WHAT YOU SHOULD DO: Without including the pictures, copy out every line below.

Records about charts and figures
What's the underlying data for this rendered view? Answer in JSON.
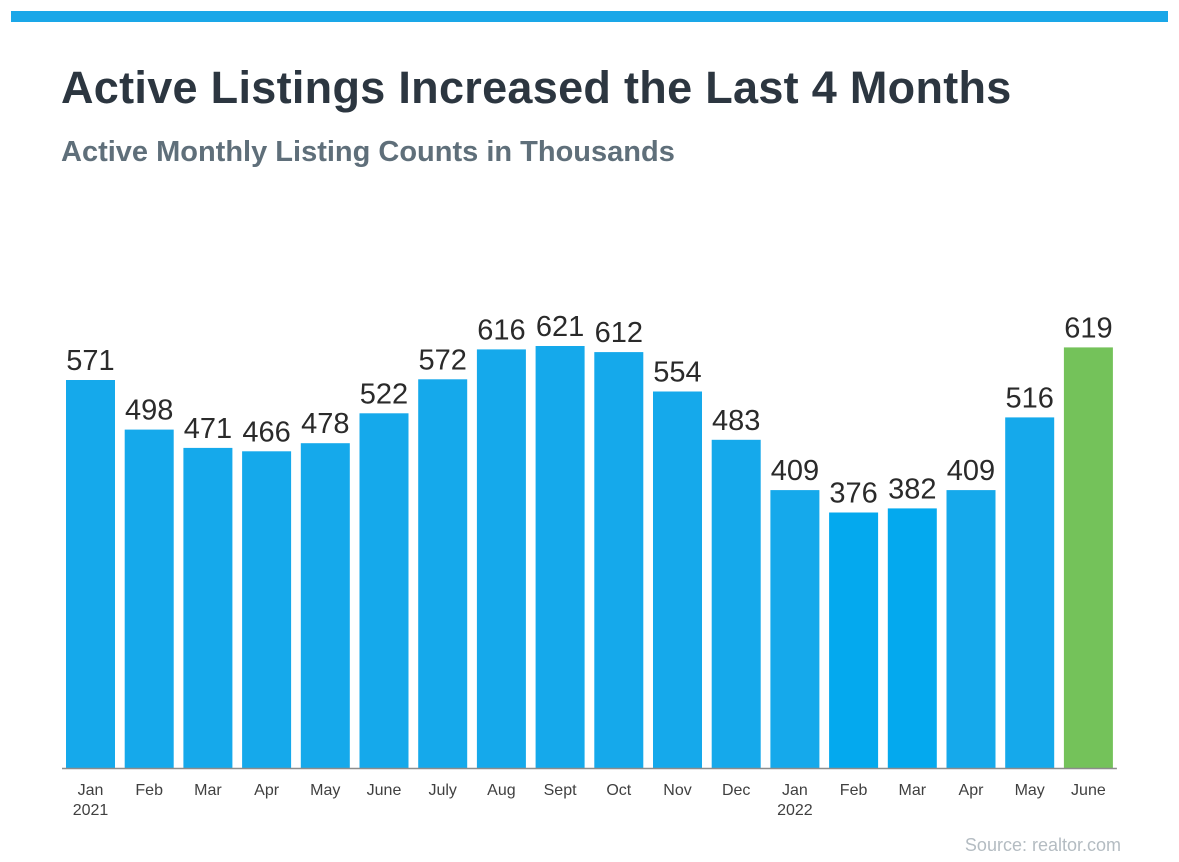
{
  "header": {
    "title": "Active Listings Increased the Last 4 Months",
    "subtitle": "Active Monthly Listing Counts in Thousands"
  },
  "footer": {
    "source": "Source: realtor.com"
  },
  "colors": {
    "accent_bar": "#1aa7e8",
    "bar_default": "#15a9eb",
    "bar_2022_early": "#04a9ee",
    "bar_highlight": "#74c25a",
    "title": "#2c3640",
    "subtitle": "#5f6f7a",
    "source": "#b4bcc2"
  },
  "chart_data": {
    "type": "bar",
    "title": "Active Listings Increased the Last 4 Months",
    "subtitle": "Active Monthly Listing Counts in Thousands",
    "xlabel": "",
    "ylabel": "",
    "ylim": [
      0,
      621
    ],
    "grid": false,
    "categories": [
      "Jan",
      "Feb",
      "Mar",
      "Apr",
      "May",
      "June",
      "July",
      "Aug",
      "Sept",
      "Oct",
      "Nov",
      "Dec",
      "Jan",
      "Feb",
      "Mar",
      "Apr",
      "May",
      "June"
    ],
    "year_labels": [
      "2021",
      "",
      "",
      "",
      "",
      "",
      "",
      "",
      "",
      "",
      "",
      "",
      "2022",
      "",
      "",
      "",
      "",
      ""
    ],
    "values": [
      571,
      498,
      471,
      466,
      478,
      522,
      572,
      616,
      621,
      612,
      554,
      483,
      409,
      376,
      382,
      409,
      516,
      619
    ],
    "highlight_index": 17,
    "data_labels": true,
    "source": "Source: realtor.com"
  }
}
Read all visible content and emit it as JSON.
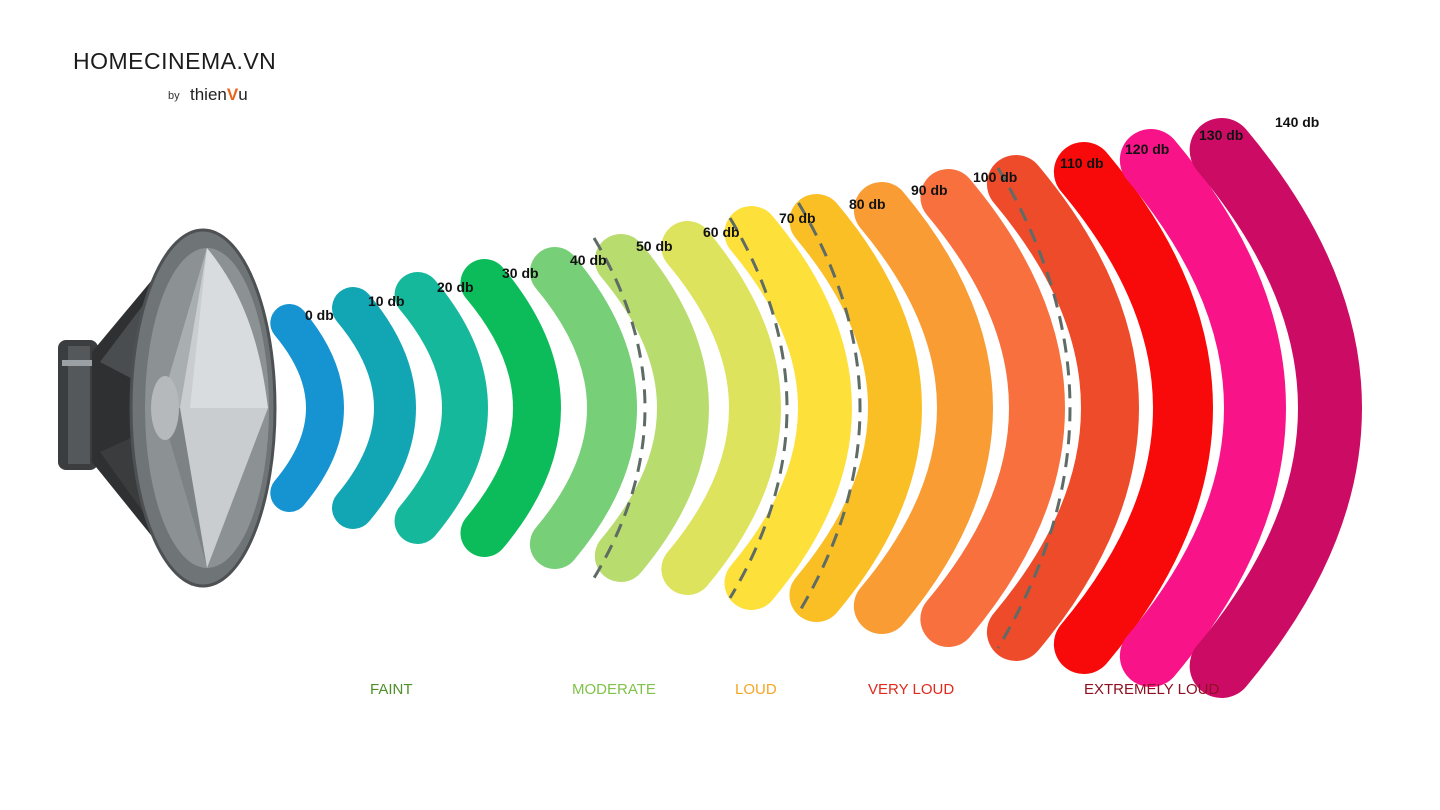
{
  "brand": {
    "title": "HOMECINEMA.VN",
    "by": "by",
    "sub_prefix": "thien",
    "sub_mark": "V",
    "sub_suffix": "u",
    "accent": "#e8661a"
  },
  "levels": [
    {
      "label": "0 db",
      "color": "#1693d1"
    },
    {
      "label": "10 db",
      "color": "#12a6b4"
    },
    {
      "label": "20 db",
      "color": "#16b89c"
    },
    {
      "label": "30 db",
      "color": "#0cbc5a"
    },
    {
      "label": "40 db",
      "color": "#77cf77"
    },
    {
      "label": "50 db",
      "color": "#b8dc6e"
    },
    {
      "label": "60 db",
      "color": "#dde35c"
    },
    {
      "label": "70 db",
      "color": "#fde03a"
    },
    {
      "label": "80 db",
      "color": "#fbbf26"
    },
    {
      "label": "90 db",
      "color": "#f99c34"
    },
    {
      "label": "100 db",
      "color": "#f8703e"
    },
    {
      "label": "110 db",
      "color": "#ee4b2b"
    },
    {
      "label": "120 db",
      "color": "#f80a0a"
    },
    {
      "label": "130 db",
      "color": "#f81389"
    },
    {
      "label": "140 db",
      "color": "#cc0c64"
    }
  ],
  "categories": [
    {
      "label": "FAINT",
      "color": "#4f8f29"
    },
    {
      "label": "MODERATE",
      "color": "#80c24a"
    },
    {
      "label": "LOUD",
      "color": "#f5a623"
    },
    {
      "label": "VERY LOUD",
      "color": "#e02a1e"
    },
    {
      "label": "EXTREMELY LOUD",
      "color": "#8e1022"
    }
  ]
}
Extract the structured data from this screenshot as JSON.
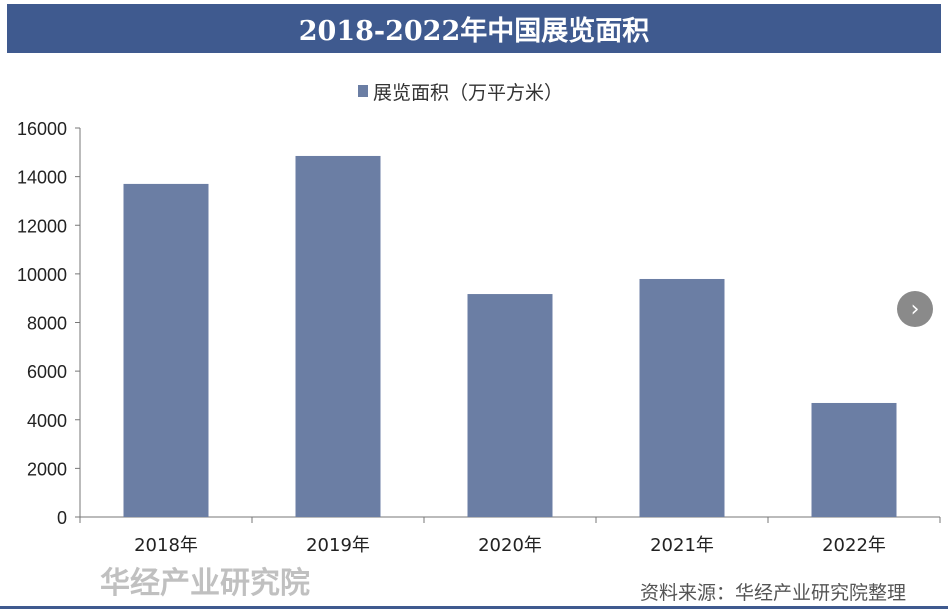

FULL SOLUTION:
What's the underlying data for this rendered view? Answer in JSON.
{
  "header": {
    "title": "Active Listings Increased the Last 4 Months",
    "subtitle": "Active Monthly Listing Counts in Thousands"
  },
  "footer": {
    "source": "Source: realtor.com"
  },
  "colors": {
    "accent_bar": "#1aa7e8",
    "bar_default": "#15a9eb",
    "bar_2022_early": "#04a9ee",
    "bar_highlight": "#74c25a",
    "title": "#2c3640",
    "subtitle": "#5f6f7a",
    "source": "#b4bcc2"
  },
  "chart_data": {
    "type": "bar",
    "title": "Active Listings Increased the Last 4 Months",
    "subtitle": "Active Monthly Listing Counts in Thousands",
    "xlabel": "",
    "ylabel": "",
    "ylim": [
      0,
      621
    ],
    "grid": false,
    "categories": [
      "Jan",
      "Feb",
      "Mar",
      "Apr",
      "May",
      "June",
      "July",
      "Aug",
      "Sept",
      "Oct",
      "Nov",
      "Dec",
      "Jan",
      "Feb",
      "Mar",
      "Apr",
      "May",
      "June"
    ],
    "year_labels": [
      "2021",
      "",
      "",
      "",
      "",
      "",
      "",
      "",
      "",
      "",
      "",
      "",
      "2022",
      "",
      "",
      "",
      "",
      ""
    ],
    "values": [
      571,
      498,
      471,
      466,
      478,
      522,
      572,
      616,
      621,
      612,
      554,
      483,
      409,
      376,
      382,
      409,
      516,
      619
    ],
    "highlight_index": 17,
    "data_labels": true,
    "source": "Source: realtor.com"
  }
}
Read all visible content and emit it as JSON.
{
  "brand": {
    "title": "HOMECINEMA.VN",
    "by": "by",
    "sub_prefix": "thien",
    "sub_mark": "V",
    "sub_suffix": "u",
    "accent": "#e8661a"
  },
  "levels": [
    {
      "label": "0 db",
      "color": "#1693d1"
    },
    {
      "label": "10 db",
      "color": "#12a6b4"
    },
    {
      "label": "20 db",
      "color": "#16b89c"
    },
    {
      "label": "30 db",
      "color": "#0cbc5a"
    },
    {
      "label": "40 db",
      "color": "#77cf77"
    },
    {
      "label": "50 db",
      "color": "#b8dc6e"
    },
    {
      "label": "60 db",
      "color": "#dde35c"
    },
    {
      "label": "70 db",
      "color": "#fde03a"
    },
    {
      "label": "80 db",
      "color": "#fbbf26"
    },
    {
      "label": "90 db",
      "color": "#f99c34"
    },
    {
      "label": "100 db",
      "color": "#f8703e"
    },
    {
      "label": "110 db",
      "color": "#ee4b2b"
    },
    {
      "label": "120 db",
      "color": "#f80a0a"
    },
    {
      "label": "130 db",
      "color": "#f81389"
    },
    {
      "label": "140 db",
      "color": "#cc0c64"
    }
  ],
  "categories": [
    {
      "label": "FAINT",
      "color": "#4f8f29"
    },
    {
      "label": "MODERATE",
      "color": "#80c24a"
    },
    {
      "label": "LOUD",
      "color": "#f5a623"
    },
    {
      "label": "VERY LOUD",
      "color": "#e02a1e"
    },
    {
      "label": "EXTREMELY LOUD",
      "color": "#8e1022"
    }
  ]
}
Extract the structured data from this screenshot as JSON.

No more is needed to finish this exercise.